Written task>
Give the number of lines that contain the string "Leonhardt", please, and nothing else.

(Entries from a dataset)
--------------------------------
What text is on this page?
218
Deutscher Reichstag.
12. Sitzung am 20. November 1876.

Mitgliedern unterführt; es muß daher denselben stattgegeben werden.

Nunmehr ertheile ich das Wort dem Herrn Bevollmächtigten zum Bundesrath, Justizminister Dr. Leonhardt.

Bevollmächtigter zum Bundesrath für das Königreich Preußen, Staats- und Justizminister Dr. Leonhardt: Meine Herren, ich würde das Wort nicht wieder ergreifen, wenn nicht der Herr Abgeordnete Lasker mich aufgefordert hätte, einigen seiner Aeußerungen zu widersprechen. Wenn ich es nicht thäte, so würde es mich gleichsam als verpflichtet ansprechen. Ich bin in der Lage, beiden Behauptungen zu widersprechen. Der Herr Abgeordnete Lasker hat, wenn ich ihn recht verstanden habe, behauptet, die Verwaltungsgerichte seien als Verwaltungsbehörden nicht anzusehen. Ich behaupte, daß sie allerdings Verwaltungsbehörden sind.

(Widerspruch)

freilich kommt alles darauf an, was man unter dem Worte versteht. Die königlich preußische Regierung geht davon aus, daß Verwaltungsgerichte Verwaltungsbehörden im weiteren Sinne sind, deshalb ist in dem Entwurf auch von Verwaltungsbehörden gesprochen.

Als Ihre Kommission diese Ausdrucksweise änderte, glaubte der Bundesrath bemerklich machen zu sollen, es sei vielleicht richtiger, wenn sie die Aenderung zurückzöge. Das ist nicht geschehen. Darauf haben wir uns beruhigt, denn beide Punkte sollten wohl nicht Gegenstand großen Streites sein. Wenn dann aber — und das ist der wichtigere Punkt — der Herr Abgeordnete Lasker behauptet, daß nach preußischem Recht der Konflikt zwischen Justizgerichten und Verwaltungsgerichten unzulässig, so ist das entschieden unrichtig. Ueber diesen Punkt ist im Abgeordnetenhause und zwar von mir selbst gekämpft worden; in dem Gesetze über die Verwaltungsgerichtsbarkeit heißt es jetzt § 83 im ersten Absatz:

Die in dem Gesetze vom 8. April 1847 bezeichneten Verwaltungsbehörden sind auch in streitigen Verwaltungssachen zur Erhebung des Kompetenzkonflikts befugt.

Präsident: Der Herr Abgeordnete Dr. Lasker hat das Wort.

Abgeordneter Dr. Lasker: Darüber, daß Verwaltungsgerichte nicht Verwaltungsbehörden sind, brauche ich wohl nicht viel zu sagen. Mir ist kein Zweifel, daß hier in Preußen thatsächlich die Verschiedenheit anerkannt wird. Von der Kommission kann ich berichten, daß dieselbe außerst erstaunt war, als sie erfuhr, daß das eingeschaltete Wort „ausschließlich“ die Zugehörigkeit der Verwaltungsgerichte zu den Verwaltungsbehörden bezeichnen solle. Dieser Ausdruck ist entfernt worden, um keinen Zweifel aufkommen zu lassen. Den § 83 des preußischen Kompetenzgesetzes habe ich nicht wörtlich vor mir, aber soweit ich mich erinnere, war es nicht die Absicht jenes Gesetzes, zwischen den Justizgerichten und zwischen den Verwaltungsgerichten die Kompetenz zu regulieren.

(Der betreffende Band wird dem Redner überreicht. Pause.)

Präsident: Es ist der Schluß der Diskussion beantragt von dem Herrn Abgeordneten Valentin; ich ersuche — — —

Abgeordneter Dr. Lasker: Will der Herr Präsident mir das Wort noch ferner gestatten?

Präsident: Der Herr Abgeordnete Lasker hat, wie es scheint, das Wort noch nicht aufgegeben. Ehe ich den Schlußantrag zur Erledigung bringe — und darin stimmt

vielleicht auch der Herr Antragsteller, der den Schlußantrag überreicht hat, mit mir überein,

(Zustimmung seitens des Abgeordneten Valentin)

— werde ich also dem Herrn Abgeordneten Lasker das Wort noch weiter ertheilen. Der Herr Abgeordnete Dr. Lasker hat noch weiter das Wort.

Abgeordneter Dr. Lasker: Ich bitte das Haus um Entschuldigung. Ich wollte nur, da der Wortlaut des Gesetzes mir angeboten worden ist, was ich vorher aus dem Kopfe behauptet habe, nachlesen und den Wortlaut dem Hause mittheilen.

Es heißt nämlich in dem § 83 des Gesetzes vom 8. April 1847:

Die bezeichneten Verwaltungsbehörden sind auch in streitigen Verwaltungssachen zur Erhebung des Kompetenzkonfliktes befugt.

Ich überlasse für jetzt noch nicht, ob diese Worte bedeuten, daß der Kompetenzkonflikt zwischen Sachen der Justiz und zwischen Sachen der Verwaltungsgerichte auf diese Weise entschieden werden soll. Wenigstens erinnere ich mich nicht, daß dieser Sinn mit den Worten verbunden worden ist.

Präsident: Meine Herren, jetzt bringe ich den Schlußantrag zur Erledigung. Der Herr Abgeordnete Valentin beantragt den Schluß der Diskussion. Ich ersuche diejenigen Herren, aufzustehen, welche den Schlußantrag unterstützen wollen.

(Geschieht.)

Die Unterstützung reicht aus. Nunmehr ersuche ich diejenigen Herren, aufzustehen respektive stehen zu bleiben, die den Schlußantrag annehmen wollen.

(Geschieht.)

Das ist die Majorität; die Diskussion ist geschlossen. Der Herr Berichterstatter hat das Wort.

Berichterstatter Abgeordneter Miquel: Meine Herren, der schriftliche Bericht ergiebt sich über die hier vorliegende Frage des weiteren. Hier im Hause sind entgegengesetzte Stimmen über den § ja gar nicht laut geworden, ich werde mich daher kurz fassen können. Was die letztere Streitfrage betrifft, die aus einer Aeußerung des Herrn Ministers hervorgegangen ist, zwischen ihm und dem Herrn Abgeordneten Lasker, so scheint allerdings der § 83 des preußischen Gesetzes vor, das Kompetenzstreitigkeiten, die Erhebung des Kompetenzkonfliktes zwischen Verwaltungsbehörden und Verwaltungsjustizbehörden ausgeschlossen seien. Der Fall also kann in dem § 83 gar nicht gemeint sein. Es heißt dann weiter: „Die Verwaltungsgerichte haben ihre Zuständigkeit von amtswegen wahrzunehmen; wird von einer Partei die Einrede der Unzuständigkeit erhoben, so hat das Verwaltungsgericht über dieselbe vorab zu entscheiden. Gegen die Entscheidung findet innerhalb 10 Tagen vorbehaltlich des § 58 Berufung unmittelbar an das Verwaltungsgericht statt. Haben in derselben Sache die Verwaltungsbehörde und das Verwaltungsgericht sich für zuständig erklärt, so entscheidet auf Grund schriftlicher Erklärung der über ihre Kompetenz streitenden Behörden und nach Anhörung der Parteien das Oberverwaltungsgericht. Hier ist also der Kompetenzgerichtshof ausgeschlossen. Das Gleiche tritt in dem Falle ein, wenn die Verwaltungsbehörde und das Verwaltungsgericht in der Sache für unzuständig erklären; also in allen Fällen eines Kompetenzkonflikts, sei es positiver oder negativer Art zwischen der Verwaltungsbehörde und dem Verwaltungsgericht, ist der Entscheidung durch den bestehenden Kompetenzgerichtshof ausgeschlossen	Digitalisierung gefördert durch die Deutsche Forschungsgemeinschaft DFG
--------------------------------
Solution to the exercise>
2